-- Begin Task input --

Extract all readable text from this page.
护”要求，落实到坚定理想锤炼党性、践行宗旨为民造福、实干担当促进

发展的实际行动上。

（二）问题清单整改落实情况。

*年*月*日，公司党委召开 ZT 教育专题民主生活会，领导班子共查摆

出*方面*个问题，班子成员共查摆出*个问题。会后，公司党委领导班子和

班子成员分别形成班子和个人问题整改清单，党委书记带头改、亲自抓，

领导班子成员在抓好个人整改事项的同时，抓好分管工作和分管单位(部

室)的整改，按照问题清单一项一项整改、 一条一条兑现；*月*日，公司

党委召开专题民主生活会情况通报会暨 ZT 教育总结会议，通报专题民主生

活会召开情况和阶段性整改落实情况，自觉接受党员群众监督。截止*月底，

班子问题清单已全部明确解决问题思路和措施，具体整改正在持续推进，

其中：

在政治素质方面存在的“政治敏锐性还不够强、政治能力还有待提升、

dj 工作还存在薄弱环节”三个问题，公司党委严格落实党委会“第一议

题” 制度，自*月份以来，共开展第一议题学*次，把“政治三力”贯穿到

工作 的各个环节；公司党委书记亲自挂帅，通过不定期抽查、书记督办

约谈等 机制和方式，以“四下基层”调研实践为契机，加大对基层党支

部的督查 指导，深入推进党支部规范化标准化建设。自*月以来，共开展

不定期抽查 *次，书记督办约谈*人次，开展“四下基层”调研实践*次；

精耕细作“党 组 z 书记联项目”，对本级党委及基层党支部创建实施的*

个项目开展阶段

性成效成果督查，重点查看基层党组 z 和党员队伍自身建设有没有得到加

-- End Task input --

Goal of the exercise:
The whole listing above needs to be written out again exactly.

Written answer:
Extract all readable text from this page.
护”要求，落实到坚定理想锤炼党性、践行宗旨为民造福、实干担当促进

发展的实际行动上。

（二）问题清单整改落实情况。

*年*月*日，公司党委召开 ZT 教育专题民主生活会，领导班子共查摆

出*方面*个问题，班子成员共查摆出*个问题。会后，公司党委领导班子和

班子成员分别形成班子和个人问题整改清单，党委书记带头改、亲自抓，

领导班子成员在抓好个人整改事项的同时，抓好分管工作和分管单位(部

室)的整改，按照问题清单一项一项整改、 一条一条兑现；*月*日，公司

党委召开专题民主生活会情况通报会暨 ZT 教育总结会议，通报专题民主生

活会召开情况和阶段性整改落实情况，自觉接受党员群众监督。截止*月底，

班子问题清单已全部明确解决问题思路和措施，具体整改正在持续推进，

其中：

在政治素质方面存在的“政治敏锐性还不够强、政治能力还有待提升、

dj 工作还存在薄弱环节”三个问题，公司党委严格落实党委会“第一议

题” 制度，自*月份以来，共开展第一议题学*次，把“政治三力”贯穿到

工作 的各个环节；公司党委书记亲自挂帅，通过不定期抽查、书记督办

约谈等 机制和方式，以“四下基层”调研实践为契机，加大对基层党支

部的督查 指导，深入推进党支部规范化标准化建设。自*月以来，共开展

不定期抽查 *次，书记督办约谈*人次，开展“四下基层”调研实践*次；

精耕细作“党 组 z 书记联项目”，对本级党委及基层党支部创建实施的*

个项目开展阶段

性成效成果督查，重点查看基层党组 z 和党员队伍自身建设有没有得到加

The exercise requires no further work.